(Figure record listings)
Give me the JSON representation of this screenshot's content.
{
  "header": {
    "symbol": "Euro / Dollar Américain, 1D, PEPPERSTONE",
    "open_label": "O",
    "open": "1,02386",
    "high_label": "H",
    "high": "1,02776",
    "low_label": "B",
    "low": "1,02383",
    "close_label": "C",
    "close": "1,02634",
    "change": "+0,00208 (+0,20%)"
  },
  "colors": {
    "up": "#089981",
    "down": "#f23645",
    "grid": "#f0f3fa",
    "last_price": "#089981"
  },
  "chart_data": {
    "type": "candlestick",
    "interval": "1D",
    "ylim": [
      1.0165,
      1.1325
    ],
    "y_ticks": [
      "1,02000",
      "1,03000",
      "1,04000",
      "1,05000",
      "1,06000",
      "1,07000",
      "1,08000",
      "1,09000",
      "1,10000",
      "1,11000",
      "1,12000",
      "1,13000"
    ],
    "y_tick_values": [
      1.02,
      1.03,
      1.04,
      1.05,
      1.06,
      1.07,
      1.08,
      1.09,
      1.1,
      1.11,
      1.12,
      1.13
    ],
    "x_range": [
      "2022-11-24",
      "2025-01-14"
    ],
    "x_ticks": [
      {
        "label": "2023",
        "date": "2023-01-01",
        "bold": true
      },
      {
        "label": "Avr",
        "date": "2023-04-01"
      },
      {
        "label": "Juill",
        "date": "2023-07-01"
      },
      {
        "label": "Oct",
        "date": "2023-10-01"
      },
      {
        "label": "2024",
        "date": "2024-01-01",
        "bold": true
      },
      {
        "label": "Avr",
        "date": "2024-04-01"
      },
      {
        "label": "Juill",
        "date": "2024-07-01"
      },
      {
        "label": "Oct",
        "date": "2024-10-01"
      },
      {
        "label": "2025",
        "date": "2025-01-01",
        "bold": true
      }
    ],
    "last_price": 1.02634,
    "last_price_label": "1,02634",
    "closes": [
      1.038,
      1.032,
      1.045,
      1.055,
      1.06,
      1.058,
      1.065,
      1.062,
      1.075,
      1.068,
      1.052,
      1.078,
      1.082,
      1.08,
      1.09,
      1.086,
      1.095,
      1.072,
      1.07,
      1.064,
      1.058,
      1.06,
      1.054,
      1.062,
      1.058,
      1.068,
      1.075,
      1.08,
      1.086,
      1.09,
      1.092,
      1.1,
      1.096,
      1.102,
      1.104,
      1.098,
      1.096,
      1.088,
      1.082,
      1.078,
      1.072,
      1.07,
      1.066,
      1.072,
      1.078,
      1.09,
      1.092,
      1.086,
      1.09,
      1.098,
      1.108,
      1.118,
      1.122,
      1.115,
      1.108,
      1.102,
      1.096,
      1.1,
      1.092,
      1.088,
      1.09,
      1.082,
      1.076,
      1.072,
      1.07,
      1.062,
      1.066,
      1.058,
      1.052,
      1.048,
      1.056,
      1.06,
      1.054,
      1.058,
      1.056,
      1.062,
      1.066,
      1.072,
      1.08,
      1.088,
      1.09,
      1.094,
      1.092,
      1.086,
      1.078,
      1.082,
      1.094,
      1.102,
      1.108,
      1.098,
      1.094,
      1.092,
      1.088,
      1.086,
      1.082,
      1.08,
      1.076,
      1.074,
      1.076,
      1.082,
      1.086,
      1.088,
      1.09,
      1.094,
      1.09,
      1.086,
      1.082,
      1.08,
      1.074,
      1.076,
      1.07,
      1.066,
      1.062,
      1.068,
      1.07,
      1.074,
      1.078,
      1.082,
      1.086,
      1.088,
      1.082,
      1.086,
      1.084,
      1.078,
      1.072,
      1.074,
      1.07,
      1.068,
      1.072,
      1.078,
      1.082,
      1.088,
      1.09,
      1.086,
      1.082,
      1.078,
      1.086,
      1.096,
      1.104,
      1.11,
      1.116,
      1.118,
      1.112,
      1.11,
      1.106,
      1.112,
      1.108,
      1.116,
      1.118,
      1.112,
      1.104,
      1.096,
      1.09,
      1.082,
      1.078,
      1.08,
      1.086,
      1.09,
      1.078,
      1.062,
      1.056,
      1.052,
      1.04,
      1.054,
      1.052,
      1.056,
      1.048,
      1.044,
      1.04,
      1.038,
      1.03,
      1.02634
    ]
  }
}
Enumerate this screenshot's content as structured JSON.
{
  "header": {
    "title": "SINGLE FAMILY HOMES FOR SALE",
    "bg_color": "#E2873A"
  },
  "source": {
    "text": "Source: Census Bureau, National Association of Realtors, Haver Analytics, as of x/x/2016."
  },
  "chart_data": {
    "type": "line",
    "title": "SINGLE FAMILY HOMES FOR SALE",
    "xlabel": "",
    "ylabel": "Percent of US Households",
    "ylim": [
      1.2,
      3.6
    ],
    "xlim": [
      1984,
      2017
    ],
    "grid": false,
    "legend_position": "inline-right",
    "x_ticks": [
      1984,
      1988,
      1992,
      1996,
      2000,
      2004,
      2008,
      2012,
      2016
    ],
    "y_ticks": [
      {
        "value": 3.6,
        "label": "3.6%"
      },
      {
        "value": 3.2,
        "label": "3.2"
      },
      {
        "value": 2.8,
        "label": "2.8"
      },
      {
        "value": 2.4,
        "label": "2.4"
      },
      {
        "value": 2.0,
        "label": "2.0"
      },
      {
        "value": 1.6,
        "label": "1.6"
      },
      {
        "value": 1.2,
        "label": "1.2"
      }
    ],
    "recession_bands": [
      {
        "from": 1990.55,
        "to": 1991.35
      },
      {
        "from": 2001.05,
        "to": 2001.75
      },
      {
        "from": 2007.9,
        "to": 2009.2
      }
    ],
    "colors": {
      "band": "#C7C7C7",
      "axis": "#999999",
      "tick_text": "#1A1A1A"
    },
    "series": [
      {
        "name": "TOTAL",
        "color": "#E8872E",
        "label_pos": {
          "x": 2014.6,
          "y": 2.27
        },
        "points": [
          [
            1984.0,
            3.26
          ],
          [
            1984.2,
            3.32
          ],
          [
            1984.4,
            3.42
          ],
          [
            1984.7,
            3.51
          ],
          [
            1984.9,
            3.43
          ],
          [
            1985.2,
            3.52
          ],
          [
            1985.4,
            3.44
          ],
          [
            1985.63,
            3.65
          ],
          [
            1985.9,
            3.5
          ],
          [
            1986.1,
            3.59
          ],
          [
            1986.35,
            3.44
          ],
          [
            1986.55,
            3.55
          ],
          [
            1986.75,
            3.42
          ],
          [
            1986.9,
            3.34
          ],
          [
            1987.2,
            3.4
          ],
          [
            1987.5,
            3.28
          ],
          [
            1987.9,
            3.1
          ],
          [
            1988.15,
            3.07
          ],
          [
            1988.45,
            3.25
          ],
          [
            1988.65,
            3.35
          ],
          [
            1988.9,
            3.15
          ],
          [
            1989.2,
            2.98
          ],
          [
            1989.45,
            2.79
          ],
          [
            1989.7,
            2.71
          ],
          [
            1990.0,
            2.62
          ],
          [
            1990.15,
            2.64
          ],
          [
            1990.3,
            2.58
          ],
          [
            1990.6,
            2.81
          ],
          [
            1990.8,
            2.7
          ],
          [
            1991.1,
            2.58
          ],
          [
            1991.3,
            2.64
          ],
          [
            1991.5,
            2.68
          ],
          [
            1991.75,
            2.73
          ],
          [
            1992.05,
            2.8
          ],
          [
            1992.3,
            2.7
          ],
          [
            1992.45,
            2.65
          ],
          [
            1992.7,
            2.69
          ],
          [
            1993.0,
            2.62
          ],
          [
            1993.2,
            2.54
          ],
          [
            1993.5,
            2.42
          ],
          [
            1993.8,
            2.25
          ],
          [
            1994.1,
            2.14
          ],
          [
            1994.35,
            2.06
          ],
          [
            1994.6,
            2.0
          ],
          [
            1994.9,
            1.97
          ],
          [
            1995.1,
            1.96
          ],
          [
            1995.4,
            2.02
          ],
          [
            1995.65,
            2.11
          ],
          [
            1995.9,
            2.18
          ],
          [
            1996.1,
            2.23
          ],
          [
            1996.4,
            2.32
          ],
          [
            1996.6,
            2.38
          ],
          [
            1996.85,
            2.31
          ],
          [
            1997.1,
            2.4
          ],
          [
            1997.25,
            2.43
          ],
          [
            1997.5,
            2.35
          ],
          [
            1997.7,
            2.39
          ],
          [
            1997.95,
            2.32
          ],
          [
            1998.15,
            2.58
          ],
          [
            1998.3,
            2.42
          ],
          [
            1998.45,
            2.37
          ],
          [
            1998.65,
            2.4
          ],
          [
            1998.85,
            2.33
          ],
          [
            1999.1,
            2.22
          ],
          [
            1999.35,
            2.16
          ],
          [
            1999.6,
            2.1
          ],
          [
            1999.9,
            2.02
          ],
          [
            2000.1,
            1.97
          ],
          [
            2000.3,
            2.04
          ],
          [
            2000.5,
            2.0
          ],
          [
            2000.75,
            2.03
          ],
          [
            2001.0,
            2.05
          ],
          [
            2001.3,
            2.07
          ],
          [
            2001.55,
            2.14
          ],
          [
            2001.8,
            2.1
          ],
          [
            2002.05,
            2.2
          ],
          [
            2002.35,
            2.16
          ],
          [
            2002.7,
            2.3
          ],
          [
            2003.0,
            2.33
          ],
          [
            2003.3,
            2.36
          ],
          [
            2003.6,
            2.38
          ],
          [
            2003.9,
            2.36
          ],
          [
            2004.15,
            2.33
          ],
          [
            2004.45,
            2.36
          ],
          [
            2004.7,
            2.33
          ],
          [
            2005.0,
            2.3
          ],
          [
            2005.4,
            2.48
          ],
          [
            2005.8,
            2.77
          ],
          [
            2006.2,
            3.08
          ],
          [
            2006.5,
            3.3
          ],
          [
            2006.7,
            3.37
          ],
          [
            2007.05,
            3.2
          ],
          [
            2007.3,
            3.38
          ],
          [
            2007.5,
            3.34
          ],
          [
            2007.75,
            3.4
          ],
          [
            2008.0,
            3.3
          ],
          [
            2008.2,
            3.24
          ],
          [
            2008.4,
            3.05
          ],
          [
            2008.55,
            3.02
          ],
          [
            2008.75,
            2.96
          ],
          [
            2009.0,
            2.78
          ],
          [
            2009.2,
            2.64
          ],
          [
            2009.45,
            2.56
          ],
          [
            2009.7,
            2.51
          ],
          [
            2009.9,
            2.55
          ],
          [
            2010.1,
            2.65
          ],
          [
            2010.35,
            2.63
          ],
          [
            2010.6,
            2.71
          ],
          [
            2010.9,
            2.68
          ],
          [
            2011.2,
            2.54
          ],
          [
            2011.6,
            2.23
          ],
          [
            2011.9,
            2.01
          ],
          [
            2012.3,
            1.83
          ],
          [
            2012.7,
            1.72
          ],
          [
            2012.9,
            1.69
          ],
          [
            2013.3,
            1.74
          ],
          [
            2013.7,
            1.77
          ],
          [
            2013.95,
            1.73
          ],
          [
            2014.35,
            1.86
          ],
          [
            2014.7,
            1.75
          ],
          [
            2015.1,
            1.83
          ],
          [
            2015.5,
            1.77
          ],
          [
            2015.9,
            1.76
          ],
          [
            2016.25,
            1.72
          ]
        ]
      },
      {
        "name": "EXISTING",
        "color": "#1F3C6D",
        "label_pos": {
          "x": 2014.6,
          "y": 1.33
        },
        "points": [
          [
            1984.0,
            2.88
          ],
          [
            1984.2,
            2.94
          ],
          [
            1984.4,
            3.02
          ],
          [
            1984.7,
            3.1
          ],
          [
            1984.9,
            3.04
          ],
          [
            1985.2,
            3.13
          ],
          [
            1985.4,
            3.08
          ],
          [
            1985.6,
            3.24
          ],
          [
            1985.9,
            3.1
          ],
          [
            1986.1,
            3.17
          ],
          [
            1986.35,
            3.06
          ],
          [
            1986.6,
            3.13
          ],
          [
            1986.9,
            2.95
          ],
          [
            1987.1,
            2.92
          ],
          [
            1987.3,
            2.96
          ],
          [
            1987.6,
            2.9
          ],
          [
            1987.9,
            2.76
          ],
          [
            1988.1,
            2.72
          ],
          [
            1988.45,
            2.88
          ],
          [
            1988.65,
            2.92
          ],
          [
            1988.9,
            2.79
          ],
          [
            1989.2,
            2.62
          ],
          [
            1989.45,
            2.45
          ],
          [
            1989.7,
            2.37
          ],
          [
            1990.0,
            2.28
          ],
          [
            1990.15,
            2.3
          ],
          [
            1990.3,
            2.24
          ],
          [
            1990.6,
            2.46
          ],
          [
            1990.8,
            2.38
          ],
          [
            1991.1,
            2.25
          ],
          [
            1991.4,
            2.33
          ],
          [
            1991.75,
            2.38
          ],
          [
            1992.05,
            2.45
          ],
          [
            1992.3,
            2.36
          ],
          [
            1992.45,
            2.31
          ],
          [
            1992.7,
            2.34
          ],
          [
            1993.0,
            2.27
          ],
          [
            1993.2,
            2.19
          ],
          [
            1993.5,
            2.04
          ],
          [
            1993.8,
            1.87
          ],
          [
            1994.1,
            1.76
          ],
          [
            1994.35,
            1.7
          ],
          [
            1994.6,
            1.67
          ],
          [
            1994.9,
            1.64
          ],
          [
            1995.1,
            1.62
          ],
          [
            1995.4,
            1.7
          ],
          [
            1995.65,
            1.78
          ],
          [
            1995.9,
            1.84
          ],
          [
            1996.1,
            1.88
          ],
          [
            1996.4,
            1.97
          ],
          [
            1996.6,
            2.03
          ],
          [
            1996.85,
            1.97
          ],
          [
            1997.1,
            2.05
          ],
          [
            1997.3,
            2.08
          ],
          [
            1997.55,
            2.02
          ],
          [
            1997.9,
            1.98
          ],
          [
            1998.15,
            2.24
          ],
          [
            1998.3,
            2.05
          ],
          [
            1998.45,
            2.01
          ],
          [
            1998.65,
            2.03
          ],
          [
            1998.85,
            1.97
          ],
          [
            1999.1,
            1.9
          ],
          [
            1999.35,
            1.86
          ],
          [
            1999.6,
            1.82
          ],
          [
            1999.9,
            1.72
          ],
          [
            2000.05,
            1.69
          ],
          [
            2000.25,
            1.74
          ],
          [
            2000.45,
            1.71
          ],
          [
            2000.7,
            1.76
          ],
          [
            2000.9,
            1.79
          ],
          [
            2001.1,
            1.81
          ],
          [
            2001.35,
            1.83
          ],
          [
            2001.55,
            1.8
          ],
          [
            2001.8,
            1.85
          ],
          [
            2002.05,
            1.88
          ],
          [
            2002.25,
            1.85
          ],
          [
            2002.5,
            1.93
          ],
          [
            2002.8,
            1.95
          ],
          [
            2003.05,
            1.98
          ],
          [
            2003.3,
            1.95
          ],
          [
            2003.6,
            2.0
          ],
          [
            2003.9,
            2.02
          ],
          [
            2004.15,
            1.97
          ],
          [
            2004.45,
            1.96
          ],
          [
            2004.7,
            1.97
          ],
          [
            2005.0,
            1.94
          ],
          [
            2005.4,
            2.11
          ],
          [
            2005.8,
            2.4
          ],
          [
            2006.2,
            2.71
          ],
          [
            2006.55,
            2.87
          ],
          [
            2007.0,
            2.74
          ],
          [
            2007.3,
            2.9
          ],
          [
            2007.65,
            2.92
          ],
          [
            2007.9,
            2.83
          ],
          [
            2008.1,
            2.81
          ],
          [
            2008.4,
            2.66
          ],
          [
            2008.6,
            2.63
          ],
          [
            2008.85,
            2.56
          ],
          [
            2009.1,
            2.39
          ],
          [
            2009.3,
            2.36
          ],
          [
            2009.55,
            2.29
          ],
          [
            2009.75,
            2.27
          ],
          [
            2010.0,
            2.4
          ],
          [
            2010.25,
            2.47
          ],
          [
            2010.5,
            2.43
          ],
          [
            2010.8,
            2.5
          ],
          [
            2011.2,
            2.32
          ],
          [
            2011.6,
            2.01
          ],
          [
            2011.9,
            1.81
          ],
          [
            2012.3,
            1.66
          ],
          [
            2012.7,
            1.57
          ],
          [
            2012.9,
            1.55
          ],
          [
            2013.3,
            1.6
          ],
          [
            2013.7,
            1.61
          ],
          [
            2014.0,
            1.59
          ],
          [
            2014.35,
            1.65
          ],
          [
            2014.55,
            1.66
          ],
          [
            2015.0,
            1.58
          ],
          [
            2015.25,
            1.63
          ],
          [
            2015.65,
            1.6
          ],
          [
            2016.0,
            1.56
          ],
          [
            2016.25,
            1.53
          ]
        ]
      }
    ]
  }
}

• TO BE DONE:
Gather from the data above every line with the string "screenshot".

• RESPONSE:
Give me the JSON representation of this screenshot's content.
Enumerate this screenshot's content as structured JSON.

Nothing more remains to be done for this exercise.